### ACTIVITY:
Gather, from the listing beneath this task, every line holding the string "step".

### WORKING DATA:

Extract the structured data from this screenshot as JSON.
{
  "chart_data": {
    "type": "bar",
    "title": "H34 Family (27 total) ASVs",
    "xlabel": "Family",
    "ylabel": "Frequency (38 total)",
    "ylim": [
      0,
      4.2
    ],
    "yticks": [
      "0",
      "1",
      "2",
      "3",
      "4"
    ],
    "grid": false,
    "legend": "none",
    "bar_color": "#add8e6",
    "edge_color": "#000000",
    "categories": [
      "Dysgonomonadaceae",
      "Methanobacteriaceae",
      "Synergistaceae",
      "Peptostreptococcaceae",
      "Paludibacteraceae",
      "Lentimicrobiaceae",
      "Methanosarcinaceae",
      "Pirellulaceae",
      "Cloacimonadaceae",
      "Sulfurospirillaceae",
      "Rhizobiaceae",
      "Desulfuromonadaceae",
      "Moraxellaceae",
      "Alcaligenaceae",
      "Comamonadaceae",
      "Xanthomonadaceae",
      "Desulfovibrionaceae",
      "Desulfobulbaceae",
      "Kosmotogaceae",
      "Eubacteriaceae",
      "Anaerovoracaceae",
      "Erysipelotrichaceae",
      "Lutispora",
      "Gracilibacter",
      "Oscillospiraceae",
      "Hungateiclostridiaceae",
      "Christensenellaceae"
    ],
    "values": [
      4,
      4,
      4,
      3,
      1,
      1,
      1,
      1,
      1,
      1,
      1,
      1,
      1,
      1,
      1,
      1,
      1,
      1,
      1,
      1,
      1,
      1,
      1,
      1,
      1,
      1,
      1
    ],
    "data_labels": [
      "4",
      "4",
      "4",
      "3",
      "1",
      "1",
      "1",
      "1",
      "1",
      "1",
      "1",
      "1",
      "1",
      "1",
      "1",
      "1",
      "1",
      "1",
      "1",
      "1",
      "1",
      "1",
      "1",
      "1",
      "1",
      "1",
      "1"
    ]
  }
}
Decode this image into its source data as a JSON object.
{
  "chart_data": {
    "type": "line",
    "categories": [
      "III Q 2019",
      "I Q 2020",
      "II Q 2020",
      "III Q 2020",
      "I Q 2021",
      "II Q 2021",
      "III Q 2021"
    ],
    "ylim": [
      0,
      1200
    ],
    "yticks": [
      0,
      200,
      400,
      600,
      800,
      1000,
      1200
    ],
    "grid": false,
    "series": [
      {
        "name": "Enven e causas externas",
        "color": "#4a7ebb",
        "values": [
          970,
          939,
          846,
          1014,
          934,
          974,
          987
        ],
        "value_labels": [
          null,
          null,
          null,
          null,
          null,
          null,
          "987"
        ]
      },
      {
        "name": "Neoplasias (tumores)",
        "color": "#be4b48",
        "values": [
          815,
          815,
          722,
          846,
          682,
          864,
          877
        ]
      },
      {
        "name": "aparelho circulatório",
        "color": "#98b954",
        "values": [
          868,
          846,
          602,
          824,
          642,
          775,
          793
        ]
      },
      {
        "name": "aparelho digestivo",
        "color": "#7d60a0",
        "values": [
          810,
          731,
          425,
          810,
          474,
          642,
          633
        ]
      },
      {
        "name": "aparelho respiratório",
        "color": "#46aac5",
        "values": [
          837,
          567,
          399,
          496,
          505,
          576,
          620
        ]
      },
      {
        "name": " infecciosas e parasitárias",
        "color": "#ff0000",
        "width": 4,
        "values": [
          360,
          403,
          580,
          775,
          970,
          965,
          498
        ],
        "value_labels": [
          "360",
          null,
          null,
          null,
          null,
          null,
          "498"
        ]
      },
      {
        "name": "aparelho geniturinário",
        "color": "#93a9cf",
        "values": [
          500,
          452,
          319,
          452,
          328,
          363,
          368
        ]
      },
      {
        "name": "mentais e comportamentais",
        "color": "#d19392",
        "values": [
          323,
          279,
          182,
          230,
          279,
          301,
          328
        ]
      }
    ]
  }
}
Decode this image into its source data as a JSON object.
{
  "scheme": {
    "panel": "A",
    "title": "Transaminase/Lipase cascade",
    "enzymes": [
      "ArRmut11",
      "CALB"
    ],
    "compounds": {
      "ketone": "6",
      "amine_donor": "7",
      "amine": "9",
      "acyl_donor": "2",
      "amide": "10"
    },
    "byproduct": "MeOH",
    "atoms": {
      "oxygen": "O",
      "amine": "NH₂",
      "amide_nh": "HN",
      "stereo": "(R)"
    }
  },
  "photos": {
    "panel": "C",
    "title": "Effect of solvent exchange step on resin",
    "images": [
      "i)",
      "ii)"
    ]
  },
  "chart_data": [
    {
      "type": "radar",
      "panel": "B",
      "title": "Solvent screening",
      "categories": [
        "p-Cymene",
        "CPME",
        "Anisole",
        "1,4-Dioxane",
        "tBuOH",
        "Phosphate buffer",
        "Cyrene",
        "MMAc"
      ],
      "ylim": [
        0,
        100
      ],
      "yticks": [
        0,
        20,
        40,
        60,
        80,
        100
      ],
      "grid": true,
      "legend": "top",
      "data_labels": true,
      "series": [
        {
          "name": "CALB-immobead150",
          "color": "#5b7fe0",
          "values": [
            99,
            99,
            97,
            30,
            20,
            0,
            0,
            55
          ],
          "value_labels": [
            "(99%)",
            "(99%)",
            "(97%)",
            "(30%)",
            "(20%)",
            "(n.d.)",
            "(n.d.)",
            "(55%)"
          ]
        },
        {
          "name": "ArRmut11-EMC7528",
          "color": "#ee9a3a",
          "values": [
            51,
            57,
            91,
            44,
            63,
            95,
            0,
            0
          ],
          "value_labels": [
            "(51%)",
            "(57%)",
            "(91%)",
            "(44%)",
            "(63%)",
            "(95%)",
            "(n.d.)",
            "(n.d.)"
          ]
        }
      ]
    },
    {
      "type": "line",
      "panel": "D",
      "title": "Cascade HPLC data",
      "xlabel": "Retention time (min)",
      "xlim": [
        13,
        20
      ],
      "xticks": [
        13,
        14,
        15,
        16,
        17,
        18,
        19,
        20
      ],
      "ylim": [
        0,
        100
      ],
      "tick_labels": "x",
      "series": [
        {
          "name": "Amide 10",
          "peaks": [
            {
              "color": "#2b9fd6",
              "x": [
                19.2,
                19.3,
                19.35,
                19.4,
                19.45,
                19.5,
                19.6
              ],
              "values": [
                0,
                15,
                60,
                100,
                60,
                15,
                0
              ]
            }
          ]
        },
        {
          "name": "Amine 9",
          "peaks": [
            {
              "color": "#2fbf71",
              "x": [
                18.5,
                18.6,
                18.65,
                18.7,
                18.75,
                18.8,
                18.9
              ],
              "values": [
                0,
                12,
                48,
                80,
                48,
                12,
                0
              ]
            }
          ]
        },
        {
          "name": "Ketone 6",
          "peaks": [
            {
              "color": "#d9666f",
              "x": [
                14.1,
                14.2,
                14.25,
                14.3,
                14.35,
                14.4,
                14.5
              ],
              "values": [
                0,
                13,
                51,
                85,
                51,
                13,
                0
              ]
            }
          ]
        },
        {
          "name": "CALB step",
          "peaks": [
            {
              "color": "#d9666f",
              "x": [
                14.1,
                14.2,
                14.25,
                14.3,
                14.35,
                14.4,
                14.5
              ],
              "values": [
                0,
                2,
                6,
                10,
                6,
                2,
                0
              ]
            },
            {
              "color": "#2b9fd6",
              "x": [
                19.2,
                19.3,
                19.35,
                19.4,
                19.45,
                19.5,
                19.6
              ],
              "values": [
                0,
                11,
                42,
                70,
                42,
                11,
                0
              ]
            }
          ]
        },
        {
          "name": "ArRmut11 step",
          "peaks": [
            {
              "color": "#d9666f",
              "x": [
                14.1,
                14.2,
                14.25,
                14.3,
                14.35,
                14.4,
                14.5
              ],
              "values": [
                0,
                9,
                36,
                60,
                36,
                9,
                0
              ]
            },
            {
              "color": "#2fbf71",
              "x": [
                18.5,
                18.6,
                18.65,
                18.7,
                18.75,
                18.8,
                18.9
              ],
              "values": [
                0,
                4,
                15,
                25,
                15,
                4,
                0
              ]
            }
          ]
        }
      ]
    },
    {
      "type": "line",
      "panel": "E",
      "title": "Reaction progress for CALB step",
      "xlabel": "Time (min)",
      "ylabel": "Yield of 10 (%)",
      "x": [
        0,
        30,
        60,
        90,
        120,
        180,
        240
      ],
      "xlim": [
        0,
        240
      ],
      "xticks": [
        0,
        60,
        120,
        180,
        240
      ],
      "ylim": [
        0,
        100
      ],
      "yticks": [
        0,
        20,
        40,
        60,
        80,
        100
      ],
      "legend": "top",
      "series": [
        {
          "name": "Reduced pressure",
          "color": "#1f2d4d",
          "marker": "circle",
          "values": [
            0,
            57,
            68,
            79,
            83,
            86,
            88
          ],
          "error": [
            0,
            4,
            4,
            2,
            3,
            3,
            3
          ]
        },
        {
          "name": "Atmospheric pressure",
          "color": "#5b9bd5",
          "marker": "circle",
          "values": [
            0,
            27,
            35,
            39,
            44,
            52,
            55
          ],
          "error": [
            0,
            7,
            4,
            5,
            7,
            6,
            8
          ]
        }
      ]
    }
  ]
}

### RESULT:
    "title": "Effect of solvent exchange step on resin",
          "name": "CALB step",
          "name": "ArRmut11 step",
      "title": "Reaction progress for CALB step",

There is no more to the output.